# DATASET EXTRACT
•••••
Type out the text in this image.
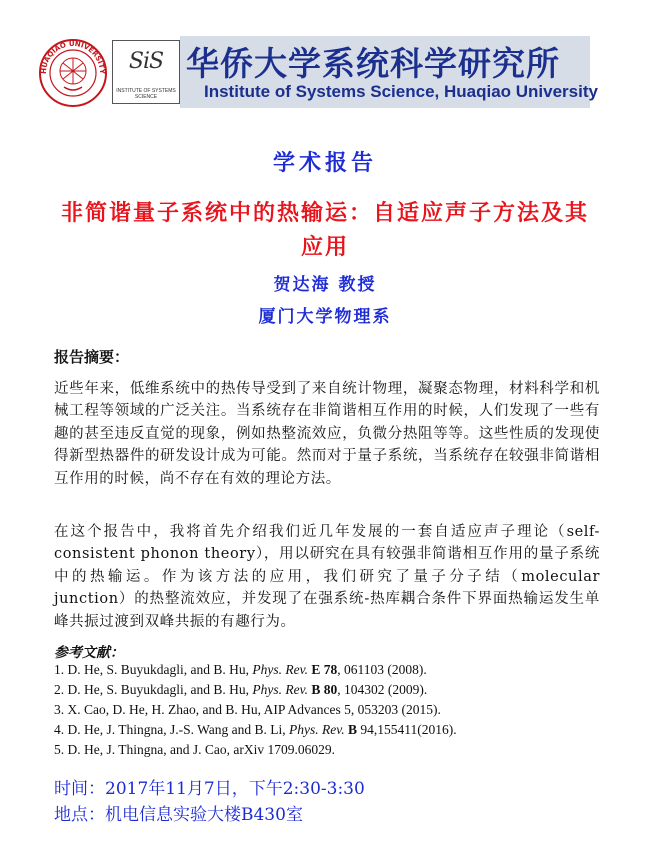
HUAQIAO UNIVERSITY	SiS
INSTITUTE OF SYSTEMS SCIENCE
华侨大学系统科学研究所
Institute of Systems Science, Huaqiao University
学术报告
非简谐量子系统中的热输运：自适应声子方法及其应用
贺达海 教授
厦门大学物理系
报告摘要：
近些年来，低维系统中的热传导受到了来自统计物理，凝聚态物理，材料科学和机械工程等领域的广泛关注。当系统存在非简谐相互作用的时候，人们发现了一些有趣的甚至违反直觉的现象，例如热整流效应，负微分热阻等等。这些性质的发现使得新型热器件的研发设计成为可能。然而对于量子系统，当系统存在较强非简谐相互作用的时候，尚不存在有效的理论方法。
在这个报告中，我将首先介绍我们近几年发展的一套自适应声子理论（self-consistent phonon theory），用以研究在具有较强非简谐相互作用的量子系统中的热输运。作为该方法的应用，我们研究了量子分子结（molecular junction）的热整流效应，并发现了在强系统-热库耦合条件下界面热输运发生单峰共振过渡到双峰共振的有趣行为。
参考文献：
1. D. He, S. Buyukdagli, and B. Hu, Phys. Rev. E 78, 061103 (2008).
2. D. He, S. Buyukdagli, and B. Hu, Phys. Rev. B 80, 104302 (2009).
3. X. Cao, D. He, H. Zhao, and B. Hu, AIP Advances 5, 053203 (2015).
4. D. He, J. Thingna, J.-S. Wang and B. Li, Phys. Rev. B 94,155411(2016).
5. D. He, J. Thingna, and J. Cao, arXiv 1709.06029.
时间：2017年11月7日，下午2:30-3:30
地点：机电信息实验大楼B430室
•••••
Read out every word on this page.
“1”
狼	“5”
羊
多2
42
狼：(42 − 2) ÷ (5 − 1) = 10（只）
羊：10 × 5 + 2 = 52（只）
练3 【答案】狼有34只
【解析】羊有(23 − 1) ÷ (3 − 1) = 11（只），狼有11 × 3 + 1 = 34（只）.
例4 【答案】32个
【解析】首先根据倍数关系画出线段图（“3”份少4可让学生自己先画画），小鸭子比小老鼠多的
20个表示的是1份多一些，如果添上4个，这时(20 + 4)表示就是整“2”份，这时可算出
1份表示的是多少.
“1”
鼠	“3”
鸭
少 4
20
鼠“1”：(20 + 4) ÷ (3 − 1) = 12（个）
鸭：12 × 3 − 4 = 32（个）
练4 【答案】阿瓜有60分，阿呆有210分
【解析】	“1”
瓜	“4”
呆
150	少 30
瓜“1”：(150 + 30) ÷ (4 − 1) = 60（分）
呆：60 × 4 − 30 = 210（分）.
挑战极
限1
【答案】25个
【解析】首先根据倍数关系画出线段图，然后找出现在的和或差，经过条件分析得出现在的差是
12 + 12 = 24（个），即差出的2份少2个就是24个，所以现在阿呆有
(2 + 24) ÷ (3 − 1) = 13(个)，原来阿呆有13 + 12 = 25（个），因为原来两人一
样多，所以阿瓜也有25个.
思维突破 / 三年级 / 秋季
•••••
Locate the lines above that hold the word "Phys". Show every one of them.

1. D. He, S. Buyukdagli, and B. Hu, Phys. Rev. E 78, 061103 (2008).
2. D. He, S. Buyukdagli, and B. Hu, Phys. Rev. B 80, 104302 (2009).
4. D. He, J. Thingna, J.-S. Wang and B. Li, Phys. Rev. B 94,155411(2016).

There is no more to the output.